### What to do
In the entries that follow, how many lines contain the word "uera"? Answer with the number only.

### Data supplied
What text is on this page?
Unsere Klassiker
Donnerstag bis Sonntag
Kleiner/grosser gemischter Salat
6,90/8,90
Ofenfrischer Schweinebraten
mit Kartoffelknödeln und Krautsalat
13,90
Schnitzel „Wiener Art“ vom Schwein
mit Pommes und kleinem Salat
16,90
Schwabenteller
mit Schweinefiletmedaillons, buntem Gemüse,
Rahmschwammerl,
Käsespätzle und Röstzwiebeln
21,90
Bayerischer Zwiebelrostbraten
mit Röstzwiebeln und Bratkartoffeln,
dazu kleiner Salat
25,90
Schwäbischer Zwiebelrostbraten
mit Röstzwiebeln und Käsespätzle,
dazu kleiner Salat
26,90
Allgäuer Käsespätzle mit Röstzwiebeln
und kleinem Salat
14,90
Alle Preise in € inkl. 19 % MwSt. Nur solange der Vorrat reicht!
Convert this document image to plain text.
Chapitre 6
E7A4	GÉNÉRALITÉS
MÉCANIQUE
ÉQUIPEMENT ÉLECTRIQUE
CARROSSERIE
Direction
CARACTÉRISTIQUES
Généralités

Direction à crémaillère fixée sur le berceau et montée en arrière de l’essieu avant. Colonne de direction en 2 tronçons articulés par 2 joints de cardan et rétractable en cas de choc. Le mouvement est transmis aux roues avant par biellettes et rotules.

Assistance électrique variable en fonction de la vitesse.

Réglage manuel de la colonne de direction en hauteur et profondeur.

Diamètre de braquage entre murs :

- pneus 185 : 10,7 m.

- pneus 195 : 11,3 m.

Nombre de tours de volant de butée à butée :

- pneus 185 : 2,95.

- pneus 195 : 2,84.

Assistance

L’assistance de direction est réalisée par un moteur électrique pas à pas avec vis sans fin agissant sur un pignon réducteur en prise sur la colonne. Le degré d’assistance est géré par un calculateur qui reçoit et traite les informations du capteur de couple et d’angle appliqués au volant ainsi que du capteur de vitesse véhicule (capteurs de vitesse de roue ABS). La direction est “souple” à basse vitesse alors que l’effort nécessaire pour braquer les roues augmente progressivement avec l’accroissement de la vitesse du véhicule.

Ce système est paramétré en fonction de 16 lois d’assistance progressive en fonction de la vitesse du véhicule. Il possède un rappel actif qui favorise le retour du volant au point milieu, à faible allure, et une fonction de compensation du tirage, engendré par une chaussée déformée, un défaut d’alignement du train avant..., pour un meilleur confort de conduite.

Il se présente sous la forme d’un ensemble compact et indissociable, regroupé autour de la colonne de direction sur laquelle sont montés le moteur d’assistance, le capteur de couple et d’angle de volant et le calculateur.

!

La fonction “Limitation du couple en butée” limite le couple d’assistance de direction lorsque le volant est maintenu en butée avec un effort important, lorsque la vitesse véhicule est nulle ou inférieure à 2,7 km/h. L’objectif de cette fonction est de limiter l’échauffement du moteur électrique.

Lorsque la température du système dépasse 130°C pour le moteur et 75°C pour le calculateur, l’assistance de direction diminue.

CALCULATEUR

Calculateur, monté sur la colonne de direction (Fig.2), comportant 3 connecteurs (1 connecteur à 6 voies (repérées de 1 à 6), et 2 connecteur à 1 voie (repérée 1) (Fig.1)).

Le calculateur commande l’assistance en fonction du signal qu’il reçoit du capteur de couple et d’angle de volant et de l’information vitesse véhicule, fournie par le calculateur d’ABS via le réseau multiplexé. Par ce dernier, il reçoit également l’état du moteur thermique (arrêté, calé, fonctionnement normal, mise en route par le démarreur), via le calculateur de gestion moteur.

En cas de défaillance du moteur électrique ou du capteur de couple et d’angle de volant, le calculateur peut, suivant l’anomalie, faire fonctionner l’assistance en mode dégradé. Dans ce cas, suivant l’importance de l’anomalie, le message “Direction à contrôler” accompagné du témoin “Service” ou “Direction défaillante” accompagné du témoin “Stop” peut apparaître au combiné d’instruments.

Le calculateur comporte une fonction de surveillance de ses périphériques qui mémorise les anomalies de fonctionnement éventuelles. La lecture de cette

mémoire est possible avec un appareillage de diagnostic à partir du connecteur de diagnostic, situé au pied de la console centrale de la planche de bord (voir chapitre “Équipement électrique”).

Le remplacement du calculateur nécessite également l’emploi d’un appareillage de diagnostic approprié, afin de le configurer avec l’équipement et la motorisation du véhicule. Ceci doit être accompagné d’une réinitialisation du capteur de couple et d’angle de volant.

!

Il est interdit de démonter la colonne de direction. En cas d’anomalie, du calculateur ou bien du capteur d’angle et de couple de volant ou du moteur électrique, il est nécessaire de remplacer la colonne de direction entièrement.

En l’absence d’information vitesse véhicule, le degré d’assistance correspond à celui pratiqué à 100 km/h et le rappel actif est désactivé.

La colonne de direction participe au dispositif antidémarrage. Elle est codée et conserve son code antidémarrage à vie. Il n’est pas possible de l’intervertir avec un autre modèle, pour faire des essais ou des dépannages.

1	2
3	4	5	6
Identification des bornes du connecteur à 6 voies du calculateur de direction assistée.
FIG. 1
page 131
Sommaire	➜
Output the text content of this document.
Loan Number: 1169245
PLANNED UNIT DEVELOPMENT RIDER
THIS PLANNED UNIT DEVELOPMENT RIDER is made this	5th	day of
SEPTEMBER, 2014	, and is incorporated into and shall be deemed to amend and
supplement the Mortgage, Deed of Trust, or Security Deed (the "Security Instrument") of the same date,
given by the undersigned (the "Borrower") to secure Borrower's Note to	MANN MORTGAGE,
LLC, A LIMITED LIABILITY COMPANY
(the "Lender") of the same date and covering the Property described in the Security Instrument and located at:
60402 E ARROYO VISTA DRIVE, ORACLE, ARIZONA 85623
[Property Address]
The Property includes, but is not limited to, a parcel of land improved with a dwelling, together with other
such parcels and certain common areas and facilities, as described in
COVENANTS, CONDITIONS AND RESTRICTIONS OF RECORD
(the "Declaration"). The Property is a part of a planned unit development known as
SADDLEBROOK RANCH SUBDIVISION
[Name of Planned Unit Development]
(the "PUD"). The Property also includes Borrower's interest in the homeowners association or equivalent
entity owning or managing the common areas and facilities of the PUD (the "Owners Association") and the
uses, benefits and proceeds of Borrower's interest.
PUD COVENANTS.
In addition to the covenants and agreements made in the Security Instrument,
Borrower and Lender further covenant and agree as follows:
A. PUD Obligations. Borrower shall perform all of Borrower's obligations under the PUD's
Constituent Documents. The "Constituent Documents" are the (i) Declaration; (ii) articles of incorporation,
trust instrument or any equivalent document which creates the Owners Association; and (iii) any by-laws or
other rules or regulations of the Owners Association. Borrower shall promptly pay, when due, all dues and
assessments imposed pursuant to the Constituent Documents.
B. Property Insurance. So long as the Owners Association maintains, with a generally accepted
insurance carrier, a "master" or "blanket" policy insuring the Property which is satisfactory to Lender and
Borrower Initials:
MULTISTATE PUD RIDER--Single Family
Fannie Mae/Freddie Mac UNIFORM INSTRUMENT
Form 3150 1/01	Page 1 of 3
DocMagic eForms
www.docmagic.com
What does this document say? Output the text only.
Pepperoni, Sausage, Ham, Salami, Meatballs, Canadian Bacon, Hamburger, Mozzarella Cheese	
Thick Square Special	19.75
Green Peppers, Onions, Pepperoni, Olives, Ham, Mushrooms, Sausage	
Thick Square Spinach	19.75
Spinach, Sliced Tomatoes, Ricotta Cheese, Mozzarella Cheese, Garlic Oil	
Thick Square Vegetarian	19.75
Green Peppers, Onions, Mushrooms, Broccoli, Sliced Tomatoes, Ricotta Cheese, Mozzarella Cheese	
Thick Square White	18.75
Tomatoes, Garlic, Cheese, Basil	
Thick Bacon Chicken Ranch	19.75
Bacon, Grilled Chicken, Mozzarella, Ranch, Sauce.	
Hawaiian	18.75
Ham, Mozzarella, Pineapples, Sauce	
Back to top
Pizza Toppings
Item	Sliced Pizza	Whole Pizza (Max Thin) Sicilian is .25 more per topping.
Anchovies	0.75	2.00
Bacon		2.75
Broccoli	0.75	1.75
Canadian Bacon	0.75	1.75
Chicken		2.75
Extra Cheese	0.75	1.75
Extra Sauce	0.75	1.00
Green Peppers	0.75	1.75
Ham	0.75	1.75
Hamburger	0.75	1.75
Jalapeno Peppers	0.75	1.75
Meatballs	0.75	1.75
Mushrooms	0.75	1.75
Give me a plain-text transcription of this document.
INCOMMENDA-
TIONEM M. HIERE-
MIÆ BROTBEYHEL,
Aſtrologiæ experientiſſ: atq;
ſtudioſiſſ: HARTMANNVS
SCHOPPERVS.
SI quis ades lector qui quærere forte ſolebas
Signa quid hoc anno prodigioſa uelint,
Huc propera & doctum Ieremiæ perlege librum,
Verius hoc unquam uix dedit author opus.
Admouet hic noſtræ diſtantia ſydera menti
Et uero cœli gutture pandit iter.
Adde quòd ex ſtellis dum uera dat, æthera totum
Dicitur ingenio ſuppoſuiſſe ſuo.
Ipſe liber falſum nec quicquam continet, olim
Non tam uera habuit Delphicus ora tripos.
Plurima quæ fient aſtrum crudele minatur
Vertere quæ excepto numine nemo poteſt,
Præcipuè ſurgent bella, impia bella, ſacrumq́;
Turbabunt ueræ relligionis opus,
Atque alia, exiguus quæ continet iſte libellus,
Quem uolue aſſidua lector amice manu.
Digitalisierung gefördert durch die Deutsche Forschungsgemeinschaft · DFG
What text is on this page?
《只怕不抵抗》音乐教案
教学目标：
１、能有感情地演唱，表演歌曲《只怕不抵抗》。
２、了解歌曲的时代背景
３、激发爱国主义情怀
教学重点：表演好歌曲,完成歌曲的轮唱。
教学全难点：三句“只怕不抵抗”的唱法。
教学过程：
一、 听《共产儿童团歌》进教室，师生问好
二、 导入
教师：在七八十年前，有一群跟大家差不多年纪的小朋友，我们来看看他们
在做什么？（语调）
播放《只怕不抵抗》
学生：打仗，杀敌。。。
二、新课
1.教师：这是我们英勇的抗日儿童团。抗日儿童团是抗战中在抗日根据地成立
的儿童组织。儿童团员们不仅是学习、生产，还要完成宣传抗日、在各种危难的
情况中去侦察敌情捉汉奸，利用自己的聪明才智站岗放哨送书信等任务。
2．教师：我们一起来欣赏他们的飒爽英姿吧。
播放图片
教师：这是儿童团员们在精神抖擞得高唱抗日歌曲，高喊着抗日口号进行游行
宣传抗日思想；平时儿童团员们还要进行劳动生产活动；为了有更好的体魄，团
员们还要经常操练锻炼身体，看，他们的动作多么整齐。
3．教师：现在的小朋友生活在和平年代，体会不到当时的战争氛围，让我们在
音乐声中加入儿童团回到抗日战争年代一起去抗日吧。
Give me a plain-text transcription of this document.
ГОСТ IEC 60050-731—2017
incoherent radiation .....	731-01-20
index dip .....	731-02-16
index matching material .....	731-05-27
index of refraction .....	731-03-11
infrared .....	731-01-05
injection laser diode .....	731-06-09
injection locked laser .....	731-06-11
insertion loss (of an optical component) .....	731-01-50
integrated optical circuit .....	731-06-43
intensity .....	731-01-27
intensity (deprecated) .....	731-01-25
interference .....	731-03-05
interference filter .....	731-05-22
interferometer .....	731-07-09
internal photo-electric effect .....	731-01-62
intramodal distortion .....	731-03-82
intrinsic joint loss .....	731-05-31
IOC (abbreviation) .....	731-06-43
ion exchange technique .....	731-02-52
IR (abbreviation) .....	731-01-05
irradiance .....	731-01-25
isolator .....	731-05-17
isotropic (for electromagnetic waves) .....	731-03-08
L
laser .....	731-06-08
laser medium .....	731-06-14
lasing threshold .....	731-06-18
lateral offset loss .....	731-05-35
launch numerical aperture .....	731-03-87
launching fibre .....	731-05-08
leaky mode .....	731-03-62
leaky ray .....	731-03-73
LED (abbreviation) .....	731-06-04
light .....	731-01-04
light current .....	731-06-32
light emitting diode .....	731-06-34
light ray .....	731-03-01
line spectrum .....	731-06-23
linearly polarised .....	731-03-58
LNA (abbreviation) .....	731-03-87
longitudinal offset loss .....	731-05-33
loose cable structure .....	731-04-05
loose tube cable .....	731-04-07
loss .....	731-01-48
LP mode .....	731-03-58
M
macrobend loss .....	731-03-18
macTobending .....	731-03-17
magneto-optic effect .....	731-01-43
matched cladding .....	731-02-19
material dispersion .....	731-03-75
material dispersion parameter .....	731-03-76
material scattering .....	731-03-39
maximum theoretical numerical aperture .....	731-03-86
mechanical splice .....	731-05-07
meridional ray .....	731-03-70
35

### Reply
2